- **Source data**:
——

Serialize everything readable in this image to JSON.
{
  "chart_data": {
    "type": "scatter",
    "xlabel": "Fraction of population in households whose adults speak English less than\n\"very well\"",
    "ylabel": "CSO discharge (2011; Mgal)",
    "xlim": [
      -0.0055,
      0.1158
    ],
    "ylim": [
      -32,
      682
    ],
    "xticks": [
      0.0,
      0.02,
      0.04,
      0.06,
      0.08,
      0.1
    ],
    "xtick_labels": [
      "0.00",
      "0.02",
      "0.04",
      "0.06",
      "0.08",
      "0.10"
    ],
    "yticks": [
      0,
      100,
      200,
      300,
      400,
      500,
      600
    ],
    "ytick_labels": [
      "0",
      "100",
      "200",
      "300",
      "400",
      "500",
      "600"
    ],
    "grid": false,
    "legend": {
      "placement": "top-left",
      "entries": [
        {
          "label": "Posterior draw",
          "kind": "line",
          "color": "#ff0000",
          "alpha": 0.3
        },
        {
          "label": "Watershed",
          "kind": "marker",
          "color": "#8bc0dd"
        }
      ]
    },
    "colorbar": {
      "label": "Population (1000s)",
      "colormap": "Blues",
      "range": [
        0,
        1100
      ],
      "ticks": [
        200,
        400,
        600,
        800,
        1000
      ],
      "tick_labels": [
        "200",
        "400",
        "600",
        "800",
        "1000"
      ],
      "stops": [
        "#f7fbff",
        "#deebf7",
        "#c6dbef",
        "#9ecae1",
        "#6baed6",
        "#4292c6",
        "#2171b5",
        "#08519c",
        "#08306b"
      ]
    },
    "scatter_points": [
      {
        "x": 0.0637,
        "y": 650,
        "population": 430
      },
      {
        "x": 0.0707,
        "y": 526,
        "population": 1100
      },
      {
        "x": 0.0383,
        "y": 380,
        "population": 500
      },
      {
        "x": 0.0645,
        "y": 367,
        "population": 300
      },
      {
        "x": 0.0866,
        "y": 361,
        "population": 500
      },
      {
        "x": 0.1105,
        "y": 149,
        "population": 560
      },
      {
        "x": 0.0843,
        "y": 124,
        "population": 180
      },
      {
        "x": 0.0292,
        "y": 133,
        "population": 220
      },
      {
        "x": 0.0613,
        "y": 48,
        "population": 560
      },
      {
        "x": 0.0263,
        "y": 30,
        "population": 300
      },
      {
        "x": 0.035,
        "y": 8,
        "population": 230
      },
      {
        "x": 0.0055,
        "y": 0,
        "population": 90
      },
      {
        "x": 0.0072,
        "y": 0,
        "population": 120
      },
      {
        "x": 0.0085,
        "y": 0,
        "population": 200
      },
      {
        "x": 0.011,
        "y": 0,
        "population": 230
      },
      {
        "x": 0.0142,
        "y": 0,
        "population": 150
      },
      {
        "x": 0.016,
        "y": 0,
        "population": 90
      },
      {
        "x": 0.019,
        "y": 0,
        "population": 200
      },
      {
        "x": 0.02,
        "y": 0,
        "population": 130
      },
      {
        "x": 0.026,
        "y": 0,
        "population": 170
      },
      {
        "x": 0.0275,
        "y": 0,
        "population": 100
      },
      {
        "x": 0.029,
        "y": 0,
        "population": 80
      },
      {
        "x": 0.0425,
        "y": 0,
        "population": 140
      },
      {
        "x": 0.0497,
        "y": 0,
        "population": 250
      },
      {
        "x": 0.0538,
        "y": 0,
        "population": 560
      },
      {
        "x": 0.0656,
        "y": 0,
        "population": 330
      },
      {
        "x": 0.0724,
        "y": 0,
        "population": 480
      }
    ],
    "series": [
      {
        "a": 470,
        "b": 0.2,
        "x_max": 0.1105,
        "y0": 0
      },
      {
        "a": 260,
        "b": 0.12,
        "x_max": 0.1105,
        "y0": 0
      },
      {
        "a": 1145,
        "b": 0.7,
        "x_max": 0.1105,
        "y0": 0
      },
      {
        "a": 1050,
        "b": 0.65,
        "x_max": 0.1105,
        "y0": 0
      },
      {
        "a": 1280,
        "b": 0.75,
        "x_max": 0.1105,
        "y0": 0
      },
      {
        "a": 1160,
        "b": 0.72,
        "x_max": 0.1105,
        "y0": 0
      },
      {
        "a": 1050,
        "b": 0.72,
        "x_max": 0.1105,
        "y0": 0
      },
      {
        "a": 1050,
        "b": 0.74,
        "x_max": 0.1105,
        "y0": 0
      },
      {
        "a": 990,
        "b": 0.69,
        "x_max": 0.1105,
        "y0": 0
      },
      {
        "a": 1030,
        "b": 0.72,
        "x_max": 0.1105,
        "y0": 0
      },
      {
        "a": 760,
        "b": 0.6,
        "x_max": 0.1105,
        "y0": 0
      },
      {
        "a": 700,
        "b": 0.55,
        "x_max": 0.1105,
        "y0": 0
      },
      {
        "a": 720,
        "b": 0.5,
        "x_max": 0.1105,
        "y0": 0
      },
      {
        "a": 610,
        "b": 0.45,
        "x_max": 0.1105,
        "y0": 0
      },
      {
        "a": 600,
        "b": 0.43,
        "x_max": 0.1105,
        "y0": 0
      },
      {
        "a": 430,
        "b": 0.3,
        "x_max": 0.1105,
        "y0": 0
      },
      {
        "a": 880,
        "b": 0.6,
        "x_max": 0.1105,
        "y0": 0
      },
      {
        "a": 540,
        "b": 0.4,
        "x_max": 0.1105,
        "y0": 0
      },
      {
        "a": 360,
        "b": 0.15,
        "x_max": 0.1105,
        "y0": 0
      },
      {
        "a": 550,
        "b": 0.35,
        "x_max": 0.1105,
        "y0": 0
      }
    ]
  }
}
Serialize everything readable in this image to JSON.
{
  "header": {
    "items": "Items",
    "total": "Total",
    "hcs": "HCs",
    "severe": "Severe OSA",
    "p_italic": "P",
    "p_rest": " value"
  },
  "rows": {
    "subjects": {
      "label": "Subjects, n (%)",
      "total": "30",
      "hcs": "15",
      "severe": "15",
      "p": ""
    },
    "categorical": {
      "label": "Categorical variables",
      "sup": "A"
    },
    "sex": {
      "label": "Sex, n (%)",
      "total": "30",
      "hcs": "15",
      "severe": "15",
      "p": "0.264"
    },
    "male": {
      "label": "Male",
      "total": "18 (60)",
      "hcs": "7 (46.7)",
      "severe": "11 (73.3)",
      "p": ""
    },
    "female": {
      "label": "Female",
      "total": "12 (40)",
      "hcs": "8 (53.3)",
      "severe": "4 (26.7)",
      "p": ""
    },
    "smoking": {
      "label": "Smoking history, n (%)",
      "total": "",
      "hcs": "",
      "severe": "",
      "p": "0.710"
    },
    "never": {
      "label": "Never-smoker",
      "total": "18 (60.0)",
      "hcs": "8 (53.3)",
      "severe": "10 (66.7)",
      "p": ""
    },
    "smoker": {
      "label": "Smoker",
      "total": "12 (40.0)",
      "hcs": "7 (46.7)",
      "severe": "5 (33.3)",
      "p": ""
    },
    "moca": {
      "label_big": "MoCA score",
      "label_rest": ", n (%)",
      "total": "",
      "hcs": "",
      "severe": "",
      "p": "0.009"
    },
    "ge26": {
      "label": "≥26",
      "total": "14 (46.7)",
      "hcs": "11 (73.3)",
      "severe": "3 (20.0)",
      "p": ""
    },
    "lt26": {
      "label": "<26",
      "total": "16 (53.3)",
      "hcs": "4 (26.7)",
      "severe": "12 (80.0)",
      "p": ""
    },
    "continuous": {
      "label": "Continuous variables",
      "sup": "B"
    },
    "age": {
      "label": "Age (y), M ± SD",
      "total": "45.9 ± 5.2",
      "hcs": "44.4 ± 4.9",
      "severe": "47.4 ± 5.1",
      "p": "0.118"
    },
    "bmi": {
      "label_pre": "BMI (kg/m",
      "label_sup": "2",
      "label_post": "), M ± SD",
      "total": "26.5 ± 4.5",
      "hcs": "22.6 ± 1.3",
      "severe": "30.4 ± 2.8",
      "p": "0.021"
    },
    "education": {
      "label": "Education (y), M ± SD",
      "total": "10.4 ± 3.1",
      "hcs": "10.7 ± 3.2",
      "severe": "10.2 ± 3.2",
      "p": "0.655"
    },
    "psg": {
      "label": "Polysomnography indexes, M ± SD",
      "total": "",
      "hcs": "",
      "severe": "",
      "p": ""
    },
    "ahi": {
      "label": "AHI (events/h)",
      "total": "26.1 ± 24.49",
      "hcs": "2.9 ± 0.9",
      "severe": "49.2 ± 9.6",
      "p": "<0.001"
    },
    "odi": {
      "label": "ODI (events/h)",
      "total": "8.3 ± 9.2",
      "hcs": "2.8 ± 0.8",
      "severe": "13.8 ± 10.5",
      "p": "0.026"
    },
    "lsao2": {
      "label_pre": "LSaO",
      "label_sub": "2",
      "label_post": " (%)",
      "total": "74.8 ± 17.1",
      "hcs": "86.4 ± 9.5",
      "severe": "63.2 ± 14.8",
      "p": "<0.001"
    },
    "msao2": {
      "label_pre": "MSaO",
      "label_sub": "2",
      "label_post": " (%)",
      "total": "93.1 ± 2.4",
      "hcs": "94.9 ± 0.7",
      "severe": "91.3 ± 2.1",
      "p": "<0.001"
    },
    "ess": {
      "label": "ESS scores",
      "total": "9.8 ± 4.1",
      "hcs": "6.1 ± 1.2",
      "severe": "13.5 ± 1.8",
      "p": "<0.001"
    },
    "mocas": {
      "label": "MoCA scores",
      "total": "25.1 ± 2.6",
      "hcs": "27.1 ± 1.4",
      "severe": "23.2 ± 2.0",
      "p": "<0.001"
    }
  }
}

——

- **What is expected**:
Pull out each line of the entries that contains "variables".

- **Complete response**:
      "label": "Categorical variables",
      "label": "Continuous variables",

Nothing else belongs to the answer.